Data excerpts:
........

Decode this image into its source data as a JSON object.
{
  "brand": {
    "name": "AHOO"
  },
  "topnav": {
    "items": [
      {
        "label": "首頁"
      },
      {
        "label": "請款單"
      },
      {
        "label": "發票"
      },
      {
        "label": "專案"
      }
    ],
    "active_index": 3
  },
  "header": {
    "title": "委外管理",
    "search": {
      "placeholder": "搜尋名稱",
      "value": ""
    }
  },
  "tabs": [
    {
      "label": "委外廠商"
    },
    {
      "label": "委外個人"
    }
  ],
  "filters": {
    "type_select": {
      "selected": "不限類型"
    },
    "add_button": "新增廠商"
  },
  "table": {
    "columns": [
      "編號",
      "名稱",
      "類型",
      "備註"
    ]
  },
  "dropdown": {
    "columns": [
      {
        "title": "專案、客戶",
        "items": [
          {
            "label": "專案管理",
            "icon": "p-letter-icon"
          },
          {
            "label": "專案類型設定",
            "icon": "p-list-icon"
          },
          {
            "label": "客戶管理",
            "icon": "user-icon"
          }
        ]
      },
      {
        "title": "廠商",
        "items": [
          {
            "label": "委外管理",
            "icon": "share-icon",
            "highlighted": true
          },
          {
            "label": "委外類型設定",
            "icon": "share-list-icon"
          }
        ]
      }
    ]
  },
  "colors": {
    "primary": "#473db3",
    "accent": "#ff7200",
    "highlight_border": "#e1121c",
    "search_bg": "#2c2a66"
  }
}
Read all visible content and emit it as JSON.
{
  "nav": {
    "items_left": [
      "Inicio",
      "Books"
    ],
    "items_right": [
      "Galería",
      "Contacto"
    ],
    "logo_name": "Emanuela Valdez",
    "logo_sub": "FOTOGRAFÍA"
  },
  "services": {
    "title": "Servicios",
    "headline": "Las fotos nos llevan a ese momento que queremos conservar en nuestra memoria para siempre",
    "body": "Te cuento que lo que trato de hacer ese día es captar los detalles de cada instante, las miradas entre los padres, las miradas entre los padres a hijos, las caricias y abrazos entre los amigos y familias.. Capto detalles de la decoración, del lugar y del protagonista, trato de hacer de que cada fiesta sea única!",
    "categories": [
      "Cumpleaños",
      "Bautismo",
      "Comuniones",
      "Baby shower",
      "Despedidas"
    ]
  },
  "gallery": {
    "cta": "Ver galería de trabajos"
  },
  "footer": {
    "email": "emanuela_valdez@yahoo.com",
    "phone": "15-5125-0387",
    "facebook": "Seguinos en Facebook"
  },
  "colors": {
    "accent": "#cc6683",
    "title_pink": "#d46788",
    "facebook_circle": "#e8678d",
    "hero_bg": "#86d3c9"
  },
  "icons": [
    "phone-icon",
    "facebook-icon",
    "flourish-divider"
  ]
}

........

[Problem statement]
Retype the entries one by one, exactly.

[Output of the task]
Decode this image into its source data as a JSON object.
{
  "brand": {
    "name": "AHOO"
  },
  "topnav": {
    "items": [
      {
        "label": "首頁"
      },
      {
        "label": "請款單"
      },
      {
        "label": "發票"
      },
      {
        "label": "專案"
      }
    ],
    "active_index": 3
  },
  "header": {
    "title": "委外管理",
    "search": {
      "placeholder": "搜尋名稱",
      "value": ""
    }
  },
  "tabs": [
    {
      "label": "委外廠商"
    },
    {
      "label": "委外個人"
    }
  ],
  "filters": {
    "type_select": {
      "selected": "不限類型"
    },
    "add_button": "新增廠商"
  },
  "table": {
    "columns": [
      "編號",
      "名稱",
      "類型",
      "備註"
    ]
  },
  "dropdown": {
    "columns": [
      {
        "title": "專案、客戶",
        "items": [
          {
            "label": "專案管理",
            "icon": "p-letter-icon"
          },
          {
            "label": "專案類型設定",
            "icon": "p-list-icon"
          },
          {
            "label": "客戶管理",
            "icon": "user-icon"
          }
        ]
      },
      {
        "title": "廠商",
        "items": [
          {
            "label": "委外管理",
            "icon": "share-icon",
            "highlighted": true
          },
          {
            "label": "委外類型設定",
            "icon": "share-list-icon"
          }
        ]
      }
    ]
  },
  "colors": {
    "primary": "#473db3",
    "accent": "#ff7200",
    "highlight_border": "#e1121c",
    "search_bg": "#2c2a66"
  }
}
Read all visible content and emit it as JSON.
{
  "nav": {
    "items_left": [
      "Inicio",
      "Books"
    ],
    "items_right": [
      "Galería",
      "Contacto"
    ],
    "logo_name": "Emanuela Valdez",
    "logo_sub": "FOTOGRAFÍA"
  },
  "services": {
    "title": "Servicios",
    "headline": "Las fotos nos llevan a ese momento que queremos conservar en nuestra memoria para siempre",
    "body": "Te cuento que lo que trato de hacer ese día es captar los detalles de cada instante, las miradas entre los padres, las miradas entre los padres a hijos, las caricias y abrazos entre los amigos y familias.. Capto detalles de la decoración, del lugar y del protagonista, trato de hacer de que cada fiesta sea única!",
    "categories": [
      "Cumpleaños",
      "Bautismo",
      "Comuniones",
      "Baby shower",
      "Despedidas"
    ]
  },
  "gallery": {
    "cta": "Ver galería de trabajos"
  },
  "footer": {
    "email": "emanuela_valdez@yahoo.com",
    "phone": "15-5125-0387",
    "facebook": "Seguinos en Facebook"
  },
  "colors": {
    "accent": "#cc6683",
    "title_pink": "#d46788",
    "facebook_circle": "#e8678d",
    "hero_bg": "#86d3c9"
  },
  "icons": [
    "phone-icon",
    "facebook-icon",
    "flourish-divider"
  ]
}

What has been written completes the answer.